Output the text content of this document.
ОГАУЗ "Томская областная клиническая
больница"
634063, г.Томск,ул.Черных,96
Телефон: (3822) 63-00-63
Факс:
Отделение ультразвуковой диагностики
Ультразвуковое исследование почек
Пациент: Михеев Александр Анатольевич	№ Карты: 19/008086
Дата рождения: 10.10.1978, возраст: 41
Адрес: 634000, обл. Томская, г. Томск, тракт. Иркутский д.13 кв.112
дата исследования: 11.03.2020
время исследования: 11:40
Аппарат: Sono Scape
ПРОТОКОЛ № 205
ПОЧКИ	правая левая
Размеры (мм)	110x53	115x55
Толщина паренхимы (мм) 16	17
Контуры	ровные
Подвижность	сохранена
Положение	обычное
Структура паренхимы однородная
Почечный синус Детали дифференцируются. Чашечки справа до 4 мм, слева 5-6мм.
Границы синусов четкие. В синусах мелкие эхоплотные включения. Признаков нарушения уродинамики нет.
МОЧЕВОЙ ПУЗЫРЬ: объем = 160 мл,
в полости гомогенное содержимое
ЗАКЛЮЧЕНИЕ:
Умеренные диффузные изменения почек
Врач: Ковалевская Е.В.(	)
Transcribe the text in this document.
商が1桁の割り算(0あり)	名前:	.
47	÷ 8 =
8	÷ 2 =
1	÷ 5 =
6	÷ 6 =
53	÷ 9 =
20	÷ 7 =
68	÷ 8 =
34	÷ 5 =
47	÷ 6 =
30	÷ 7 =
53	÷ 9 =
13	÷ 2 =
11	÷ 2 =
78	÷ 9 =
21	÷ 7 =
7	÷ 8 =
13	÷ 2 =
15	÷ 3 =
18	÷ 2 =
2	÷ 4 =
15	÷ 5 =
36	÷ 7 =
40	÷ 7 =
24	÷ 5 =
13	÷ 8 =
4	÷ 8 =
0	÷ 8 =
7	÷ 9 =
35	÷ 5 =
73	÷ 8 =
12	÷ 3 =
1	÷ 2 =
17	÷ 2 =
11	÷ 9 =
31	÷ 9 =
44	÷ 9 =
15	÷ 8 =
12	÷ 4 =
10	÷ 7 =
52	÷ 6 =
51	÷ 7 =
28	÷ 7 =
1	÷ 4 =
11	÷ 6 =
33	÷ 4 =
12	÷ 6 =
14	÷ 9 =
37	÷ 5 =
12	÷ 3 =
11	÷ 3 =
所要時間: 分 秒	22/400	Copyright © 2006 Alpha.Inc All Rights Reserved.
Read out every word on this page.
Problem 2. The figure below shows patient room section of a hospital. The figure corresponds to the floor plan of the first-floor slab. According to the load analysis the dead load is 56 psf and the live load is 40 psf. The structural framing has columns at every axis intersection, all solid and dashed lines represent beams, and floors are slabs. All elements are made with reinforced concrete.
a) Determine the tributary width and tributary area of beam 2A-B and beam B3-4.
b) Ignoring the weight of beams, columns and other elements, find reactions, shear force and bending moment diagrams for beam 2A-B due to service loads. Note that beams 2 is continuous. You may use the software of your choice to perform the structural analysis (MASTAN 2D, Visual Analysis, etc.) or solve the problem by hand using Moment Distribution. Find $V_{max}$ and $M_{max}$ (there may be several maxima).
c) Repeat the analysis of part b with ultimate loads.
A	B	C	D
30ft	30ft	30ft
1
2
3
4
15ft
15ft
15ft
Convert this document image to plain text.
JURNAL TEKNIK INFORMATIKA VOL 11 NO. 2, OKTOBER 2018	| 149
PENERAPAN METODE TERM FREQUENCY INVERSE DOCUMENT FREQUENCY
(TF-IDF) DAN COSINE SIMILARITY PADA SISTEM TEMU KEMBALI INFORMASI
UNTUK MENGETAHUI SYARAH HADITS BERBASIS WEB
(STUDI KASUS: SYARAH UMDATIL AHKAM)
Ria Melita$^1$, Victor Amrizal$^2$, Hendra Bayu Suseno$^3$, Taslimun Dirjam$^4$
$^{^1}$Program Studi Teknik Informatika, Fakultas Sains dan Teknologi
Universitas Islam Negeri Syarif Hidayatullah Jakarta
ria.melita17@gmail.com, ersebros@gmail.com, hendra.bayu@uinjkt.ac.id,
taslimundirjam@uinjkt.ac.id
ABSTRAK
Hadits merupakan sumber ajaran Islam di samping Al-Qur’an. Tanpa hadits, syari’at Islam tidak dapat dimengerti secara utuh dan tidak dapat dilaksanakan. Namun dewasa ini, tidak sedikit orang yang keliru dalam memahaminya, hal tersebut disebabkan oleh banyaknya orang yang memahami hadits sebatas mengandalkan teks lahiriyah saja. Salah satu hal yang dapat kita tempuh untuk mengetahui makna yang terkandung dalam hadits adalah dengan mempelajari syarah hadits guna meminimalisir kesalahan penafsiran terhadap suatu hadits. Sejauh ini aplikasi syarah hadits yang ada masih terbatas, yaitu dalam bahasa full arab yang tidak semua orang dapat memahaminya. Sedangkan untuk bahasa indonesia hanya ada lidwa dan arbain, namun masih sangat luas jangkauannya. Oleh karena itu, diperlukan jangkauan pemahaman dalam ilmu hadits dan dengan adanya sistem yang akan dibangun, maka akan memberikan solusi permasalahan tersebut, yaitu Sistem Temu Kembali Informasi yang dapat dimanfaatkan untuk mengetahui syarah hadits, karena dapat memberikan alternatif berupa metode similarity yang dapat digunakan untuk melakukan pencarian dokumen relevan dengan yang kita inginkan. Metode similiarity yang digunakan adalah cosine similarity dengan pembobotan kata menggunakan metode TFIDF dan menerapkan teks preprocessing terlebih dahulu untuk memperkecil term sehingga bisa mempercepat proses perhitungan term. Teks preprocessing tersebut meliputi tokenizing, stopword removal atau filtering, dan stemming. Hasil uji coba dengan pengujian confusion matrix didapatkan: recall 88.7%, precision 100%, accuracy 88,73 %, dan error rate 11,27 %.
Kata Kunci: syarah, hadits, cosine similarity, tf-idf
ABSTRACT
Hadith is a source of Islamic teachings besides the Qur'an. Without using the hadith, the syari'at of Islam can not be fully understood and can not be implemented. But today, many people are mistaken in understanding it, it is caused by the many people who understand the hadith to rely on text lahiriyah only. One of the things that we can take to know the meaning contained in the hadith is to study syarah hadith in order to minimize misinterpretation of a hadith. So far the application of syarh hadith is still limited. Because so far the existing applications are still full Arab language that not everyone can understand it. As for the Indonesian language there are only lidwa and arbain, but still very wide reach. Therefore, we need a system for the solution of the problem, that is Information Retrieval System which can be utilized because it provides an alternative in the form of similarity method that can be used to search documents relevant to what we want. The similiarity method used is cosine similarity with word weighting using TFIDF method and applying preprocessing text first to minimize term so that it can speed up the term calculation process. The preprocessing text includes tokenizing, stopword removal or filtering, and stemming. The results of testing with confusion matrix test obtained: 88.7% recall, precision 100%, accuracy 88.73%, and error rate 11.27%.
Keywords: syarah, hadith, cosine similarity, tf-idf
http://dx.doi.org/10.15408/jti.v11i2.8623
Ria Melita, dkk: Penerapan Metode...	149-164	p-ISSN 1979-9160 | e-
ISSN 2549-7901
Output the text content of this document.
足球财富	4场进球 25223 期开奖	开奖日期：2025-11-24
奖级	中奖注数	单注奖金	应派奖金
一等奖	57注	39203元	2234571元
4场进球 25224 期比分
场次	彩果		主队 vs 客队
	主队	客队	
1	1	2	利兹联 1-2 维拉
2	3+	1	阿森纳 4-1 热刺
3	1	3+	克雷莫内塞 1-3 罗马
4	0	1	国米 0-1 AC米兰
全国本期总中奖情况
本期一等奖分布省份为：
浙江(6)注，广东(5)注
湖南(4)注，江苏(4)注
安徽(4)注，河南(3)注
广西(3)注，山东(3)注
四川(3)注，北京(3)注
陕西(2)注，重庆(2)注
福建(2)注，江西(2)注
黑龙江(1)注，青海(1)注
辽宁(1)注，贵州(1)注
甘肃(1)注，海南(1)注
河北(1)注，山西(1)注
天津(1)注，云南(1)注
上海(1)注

####################

* [Written problem] State how many lines of the listing above include the word "ISSN". Give nothing but the number.

* [Reply to the exercise] 2